[START Materials provided]
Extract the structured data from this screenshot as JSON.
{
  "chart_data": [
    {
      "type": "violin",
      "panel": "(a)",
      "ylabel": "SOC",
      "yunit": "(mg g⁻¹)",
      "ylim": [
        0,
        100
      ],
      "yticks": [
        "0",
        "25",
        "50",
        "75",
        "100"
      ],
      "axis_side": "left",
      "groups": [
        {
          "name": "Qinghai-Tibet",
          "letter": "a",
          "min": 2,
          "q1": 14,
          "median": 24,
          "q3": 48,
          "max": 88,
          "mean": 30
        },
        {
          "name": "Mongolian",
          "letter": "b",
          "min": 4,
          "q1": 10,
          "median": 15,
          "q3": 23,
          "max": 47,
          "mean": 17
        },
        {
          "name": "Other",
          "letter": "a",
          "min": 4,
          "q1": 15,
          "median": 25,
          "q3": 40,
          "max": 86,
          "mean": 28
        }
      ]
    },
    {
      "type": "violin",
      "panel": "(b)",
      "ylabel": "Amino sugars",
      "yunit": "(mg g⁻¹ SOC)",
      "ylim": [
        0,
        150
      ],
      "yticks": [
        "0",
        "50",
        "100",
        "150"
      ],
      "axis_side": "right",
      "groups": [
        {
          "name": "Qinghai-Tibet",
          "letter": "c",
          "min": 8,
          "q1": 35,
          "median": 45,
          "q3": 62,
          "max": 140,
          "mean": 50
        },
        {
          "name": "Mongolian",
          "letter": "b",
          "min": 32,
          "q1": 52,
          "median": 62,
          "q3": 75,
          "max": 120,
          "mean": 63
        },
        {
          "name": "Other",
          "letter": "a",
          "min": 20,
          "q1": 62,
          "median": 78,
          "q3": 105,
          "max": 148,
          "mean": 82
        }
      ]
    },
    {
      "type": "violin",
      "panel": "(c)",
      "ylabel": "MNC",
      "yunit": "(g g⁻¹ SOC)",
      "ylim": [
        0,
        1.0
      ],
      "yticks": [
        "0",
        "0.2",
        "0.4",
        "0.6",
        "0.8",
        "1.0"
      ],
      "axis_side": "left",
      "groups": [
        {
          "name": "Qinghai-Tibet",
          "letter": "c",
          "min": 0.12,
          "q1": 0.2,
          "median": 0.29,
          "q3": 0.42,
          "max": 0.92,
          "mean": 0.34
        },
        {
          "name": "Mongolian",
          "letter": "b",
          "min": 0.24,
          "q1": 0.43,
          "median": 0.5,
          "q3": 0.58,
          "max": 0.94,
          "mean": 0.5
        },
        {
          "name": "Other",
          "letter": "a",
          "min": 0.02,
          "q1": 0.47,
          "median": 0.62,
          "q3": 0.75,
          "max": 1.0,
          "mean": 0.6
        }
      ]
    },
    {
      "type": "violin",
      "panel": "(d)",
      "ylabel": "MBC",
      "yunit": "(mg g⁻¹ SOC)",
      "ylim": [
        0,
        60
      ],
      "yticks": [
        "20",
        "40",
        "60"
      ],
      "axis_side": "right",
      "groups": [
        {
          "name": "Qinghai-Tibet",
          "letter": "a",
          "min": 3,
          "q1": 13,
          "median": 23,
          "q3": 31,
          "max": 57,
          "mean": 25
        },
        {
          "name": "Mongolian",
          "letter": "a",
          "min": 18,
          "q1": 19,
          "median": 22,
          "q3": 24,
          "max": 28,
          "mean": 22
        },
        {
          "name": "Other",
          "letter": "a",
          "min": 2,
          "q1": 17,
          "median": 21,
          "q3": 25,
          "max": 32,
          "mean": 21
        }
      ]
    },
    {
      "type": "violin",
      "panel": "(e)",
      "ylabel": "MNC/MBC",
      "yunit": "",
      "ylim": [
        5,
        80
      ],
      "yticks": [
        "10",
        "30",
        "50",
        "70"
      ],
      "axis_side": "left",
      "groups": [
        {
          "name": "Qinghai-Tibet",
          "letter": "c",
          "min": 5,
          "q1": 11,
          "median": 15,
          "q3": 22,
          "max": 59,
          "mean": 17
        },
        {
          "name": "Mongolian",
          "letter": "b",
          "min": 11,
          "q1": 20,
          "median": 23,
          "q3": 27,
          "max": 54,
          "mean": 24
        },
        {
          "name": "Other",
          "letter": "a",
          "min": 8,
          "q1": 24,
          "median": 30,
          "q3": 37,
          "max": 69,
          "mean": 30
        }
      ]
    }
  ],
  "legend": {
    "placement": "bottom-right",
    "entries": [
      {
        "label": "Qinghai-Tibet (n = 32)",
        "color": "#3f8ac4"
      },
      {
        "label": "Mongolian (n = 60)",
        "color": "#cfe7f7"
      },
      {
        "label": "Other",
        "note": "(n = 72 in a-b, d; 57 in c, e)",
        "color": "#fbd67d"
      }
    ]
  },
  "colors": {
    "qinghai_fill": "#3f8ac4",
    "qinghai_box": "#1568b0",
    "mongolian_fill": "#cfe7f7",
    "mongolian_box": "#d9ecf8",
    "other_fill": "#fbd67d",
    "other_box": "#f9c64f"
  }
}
[END Materials provided]
**Task**
Take the listing above and set it down exactly.

**Right answer**
Extract the structured data from this screenshot as JSON.
{
  "chart_data": [
    {
      "type": "violin",
      "panel": "(a)",
      "ylabel": "SOC",
      "yunit": "(mg g⁻¹)",
      "ylim": [
        0,
        100
      ],
      "yticks": [
        "0",
        "25",
        "50",
        "75",
        "100"
      ],
      "axis_side": "left",
      "groups": [
        {
          "name": "Qinghai-Tibet",
          "letter": "a",
          "min": 2,
          "q1": 14,
          "median": 24,
          "q3": 48,
          "max": 88,
          "mean": 30
        },
        {
          "name": "Mongolian",
          "letter": "b",
          "min": 4,
          "q1": 10,
          "median": 15,
          "q3": 23,
          "max": 47,
          "mean": 17
        },
        {
          "name": "Other",
          "letter": "a",
          "min": 4,
          "q1": 15,
          "median": 25,
          "q3": 40,
          "max": 86,
          "mean": 28
        }
      ]
    },
    {
      "type": "violin",
      "panel": "(b)",
      "ylabel": "Amino sugars",
      "yunit": "(mg g⁻¹ SOC)",
      "ylim": [
        0,
        150
      ],
      "yticks": [
        "0",
        "50",
        "100",
        "150"
      ],
      "axis_side": "right",
      "groups": [
        {
          "name": "Qinghai-Tibet",
          "letter": "c",
          "min": 8,
          "q1": 35,
          "median": 45,
          "q3": 62,
          "max": 140,
          "mean": 50
        },
        {
          "name": "Mongolian",
          "letter": "b",
          "min": 32,
          "q1": 52,
          "median": 62,
          "q3": 75,
          "max": 120,
          "mean": 63
        },
        {
          "name": "Other",
          "letter": "a",
          "min": 20,
          "q1": 62,
          "median": 78,
          "q3": 105,
          "max": 148,
          "mean": 82
        }
      ]
    },
    {
      "type": "violin",
      "panel": "(c)",
      "ylabel": "MNC",
      "yunit": "(g g⁻¹ SOC)",
      "ylim": [
        0,
        1.0
      ],
      "yticks": [
        "0",
        "0.2",
        "0.4",
        "0.6",
        "0.8",
        "1.0"
      ],
      "axis_side": "left",
      "groups": [
        {
          "name": "Qinghai-Tibet",
          "letter": "c",
          "min": 0.12,
          "q1": 0.2,
          "median": 0.29,
          "q3": 0.42,
          "max": 0.92,
          "mean": 0.34
        },
        {
          "name": "Mongolian",
          "letter": "b",
          "min": 0.24,
          "q1": 0.43,
          "median": 0.5,
          "q3": 0.58,
          "max": 0.94,
          "mean": 0.5
        },
        {
          "name": "Other",
          "letter": "a",
          "min": 0.02,
          "q1": 0.47,
          "median": 0.62,
          "q3": 0.75,
          "max": 1.0,
          "mean": 0.6
        }
      ]
    },
    {
      "type": "violin",
      "panel": "(d)",
      "ylabel": "MBC",
      "yunit": "(mg g⁻¹ SOC)",
      "ylim": [
        0,
        60
      ],
      "yticks": [
        "20",
        "40",
        "60"
      ],
      "axis_side": "right",
      "groups": [
        {
          "name": "Qinghai-Tibet",
          "letter": "a",
          "min": 3,
          "q1": 13,
          "median": 23,
          "q3": 31,
          "max": 57,
          "mean": 25
        },
        {
          "name": "Mongolian",
          "letter": "a",
          "min": 18,
          "q1": 19,
          "median": 22,
          "q3": 24,
          "max": 28,
          "mean": 22
        },
        {
          "name": "Other",
          "letter": "a",
          "min": 2,
          "q1": 17,
          "median": 21,
          "q3": 25,
          "max": 32,
          "mean": 21
        }
      ]
    },
    {
      "type": "violin",
      "panel": "(e)",
      "ylabel": "MNC/MBC",
      "yunit": "",
      "ylim": [
        5,
        80
      ],
      "yticks": [
        "10",
        "30",
        "50",
        "70"
      ],
      "axis_side": "left",
      "groups": [
        {
          "name": "Qinghai-Tibet",
          "letter": "c",
          "min": 5,
          "q1": 11,
          "median": 15,
          "q3": 22,
          "max": 59,
          "mean": 17
        },
        {
          "name": "Mongolian",
          "letter": "b",
          "min": 11,
          "q1": 20,
          "median": 23,
          "q3": 27,
          "max": 54,
          "mean": 24
        },
        {
          "name": "Other",
          "letter": "a",
          "min": 8,
          "q1": 24,
          "median": 30,
          "q3": 37,
          "max": 69,
          "mean": 30
        }
      ]
    }
  ],
  "legend": {
    "placement": "bottom-right",
    "entries": [
      {
        "label": "Qinghai-Tibet (n = 32)",
        "color": "#3f8ac4"
      },
      {
        "label": "Mongolian (n = 60)",
        "color": "#cfe7f7"
      },
      {
        "label": "Other",
        "note": "(n = 72 in a-b, d; 57 in c, e)",
        "color": "#fbd67d"
      }
    ]
  },
  "colors": {
    "qinghai_fill": "#3f8ac4",
    "qinghai_box": "#1568b0",
    "mongolian_fill": "#cfe7f7",
    "mongolian_box": "#d9ecf8",
    "other_fill": "#fbd67d",
    "other_box": "#f9c64f"
  }
}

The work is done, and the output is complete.